Output the material below in full, exactly as it is.

| STORED DATA |

===============

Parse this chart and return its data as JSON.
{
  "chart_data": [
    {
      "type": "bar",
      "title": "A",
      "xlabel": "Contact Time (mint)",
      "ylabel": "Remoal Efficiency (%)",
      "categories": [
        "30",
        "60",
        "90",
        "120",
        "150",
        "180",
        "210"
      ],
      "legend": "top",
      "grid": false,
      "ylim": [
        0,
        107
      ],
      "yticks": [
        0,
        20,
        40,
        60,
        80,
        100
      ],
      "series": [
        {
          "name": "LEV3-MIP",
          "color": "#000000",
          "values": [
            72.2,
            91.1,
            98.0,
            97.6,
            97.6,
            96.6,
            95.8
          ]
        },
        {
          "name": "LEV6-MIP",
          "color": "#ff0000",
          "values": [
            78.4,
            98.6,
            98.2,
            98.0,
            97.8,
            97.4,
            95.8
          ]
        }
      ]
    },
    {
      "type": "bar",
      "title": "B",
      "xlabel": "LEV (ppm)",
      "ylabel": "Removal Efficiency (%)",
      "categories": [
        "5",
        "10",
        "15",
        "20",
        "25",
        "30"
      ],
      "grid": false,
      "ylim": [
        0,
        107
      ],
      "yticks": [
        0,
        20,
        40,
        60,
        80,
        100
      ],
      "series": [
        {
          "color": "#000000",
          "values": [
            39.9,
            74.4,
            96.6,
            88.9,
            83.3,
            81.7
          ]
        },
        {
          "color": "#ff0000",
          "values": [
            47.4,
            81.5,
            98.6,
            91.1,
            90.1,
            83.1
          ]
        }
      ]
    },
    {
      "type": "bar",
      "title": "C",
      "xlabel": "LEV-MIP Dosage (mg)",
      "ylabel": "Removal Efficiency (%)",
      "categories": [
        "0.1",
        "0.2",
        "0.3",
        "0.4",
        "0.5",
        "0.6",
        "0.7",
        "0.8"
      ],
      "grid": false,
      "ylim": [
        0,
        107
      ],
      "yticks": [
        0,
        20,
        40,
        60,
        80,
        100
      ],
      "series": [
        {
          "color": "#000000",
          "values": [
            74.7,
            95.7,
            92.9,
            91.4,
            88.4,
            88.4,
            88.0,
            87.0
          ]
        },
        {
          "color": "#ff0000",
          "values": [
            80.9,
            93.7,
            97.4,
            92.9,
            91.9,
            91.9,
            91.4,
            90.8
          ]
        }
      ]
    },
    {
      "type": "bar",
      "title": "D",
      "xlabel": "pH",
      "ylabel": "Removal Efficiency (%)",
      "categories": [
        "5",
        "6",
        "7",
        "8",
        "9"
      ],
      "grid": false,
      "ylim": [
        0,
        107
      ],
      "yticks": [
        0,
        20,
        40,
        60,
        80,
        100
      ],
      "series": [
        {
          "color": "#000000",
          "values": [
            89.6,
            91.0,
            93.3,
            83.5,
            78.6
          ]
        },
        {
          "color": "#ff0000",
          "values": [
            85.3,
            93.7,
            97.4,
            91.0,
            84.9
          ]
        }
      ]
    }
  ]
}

===============

| FINAL RESULT |
Parse this chart and return its data as JSON.
{
  "chart_data": [
    {
      "type": "bar",
      "title": "A",
      "xlabel": "Contact Time (mint)",
      "ylabel": "Remoal Efficiency (%)",
      "categories": [
        "30",
        "60",
        "90",
        "120",
        "150",
        "180",
        "210"
      ],
      "legend": "top",
      "grid": false,
      "ylim": [
        0,
        107
      ],
      "yticks": [
        0,
        20,
        40,
        60,
        80,
        100
      ],
      "series": [
        {
          "name": "LEV3-MIP",
          "color": "#000000",
          "values": [
            72.2,
            91.1,
            98.0,
            97.6,
            97.6,
            96.6,
            95.8
          ]
        },
        {
          "name": "LEV6-MIP",
          "color": "#ff0000",
          "values": [
            78.4,
            98.6,
            98.2,
            98.0,
            97.8,
            97.4,
            95.8
          ]
        }
      ]
    },
    {
      "type": "bar",
      "title": "B",
      "xlabel": "LEV (ppm)",
      "ylabel": "Removal Efficiency (%)",
      "categories": [
        "5",
        "10",
        "15",
        "20",
        "25",
        "30"
      ],
      "grid": false,
      "ylim": [
        0,
        107
      ],
      "yticks": [
        0,
        20,
        40,
        60,
        80,
        100
      ],
      "series": [
        {
          "color": "#000000",
          "values": [
            39.9,
            74.4,
            96.6,
            88.9,
            83.3,
            81.7
          ]
        },
        {
          "color": "#ff0000",
          "values": [
            47.4,
            81.5,
            98.6,
            91.1,
            90.1,
            83.1
          ]
        }
      ]
    },
    {
      "type": "bar",
      "title": "C",
      "xlabel": "LEV-MIP Dosage (mg)",
      "ylabel": "Removal Efficiency (%)",
      "categories": [
        "0.1",
        "0.2",
        "0.3",
        "0.4",
        "0.5",
        "0.6",
        "0.7",
        "0.8"
      ],
      "grid": false,
      "ylim": [
        0,
        107
      ],
      "yticks": [
        0,
        20,
        40,
        60,
        80,
        100
      ],
      "series": [
        {
          "color": "#000000",
          "values": [
            74.7,
            95.7,
            92.9,
            91.4,
            88.4,
            88.4,
            88.0,
            87.0
          ]
        },
        {
          "color": "#ff0000",
          "values": [
            80.9,
            93.7,
            97.4,
            92.9,
            91.9,
            91.9,
            91.4,
            90.8
          ]
        }
      ]
    },
    {
      "type": "bar",
      "title": "D",
      "xlabel": "pH",
      "ylabel": "Removal Efficiency (%)",
      "categories": [
        "5",
        "6",
        "7",
        "8",
        "9"
      ],
      "grid": false,
      "ylim": [
        0,
        107
      ],
      "yticks": [
        0,
        20,
        40,
        60,
        80,
        100
      ],
      "series": [
        {
          "color": "#000000",
          "values": [
            89.6,
            91.0,
            93.3,
            83.5,
            78.6
          ]
        },
        {
          "color": "#ff0000",
          "values": [
            85.3,
            93.7,
            97.4,
            91.0,
            84.9
          ]
        }
      ]
    }
  ]
}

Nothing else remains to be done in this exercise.